Hunt for the word "xlabel" across the entries below, copying each line that holds it.

-- Begin --

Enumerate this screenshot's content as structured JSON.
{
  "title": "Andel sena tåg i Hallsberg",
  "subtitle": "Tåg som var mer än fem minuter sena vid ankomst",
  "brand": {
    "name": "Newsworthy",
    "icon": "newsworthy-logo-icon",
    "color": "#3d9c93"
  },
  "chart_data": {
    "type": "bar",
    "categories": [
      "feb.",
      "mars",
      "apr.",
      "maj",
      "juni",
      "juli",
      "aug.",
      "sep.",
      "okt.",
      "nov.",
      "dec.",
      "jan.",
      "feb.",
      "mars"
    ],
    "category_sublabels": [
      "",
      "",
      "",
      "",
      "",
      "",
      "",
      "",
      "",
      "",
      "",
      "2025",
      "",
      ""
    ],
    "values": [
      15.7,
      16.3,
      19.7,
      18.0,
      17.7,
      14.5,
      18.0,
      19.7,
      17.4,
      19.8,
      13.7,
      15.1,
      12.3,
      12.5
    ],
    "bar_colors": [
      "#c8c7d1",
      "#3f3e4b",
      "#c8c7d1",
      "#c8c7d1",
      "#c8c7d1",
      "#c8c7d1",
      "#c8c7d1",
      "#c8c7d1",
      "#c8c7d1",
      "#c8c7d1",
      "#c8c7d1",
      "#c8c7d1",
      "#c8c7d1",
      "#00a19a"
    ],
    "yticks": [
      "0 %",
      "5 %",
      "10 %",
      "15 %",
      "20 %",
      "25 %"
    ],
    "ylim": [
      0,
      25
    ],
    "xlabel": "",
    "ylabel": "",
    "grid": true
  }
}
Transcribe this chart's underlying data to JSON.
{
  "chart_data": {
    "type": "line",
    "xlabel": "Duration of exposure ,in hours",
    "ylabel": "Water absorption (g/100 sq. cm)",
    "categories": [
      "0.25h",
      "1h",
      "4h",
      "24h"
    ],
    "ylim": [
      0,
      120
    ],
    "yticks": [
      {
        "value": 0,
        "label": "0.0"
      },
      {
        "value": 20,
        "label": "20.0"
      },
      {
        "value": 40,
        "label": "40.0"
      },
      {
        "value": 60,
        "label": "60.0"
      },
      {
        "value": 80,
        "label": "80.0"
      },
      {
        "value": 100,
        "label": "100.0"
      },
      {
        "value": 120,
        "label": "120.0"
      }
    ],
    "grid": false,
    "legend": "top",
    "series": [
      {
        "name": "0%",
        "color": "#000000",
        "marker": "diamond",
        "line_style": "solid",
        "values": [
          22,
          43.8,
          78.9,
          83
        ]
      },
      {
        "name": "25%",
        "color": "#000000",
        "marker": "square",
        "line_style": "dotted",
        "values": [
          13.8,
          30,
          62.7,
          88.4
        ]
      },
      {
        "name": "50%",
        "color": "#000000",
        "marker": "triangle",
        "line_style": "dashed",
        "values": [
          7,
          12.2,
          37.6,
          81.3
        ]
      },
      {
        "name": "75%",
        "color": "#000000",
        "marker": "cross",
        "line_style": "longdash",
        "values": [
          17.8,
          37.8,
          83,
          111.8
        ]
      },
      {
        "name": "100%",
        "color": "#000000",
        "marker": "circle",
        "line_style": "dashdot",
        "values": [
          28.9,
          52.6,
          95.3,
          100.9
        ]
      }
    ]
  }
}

-- End --

**Result:**
    "xlabel": "",
    "xlabel": "Duration of exposure ,in hours",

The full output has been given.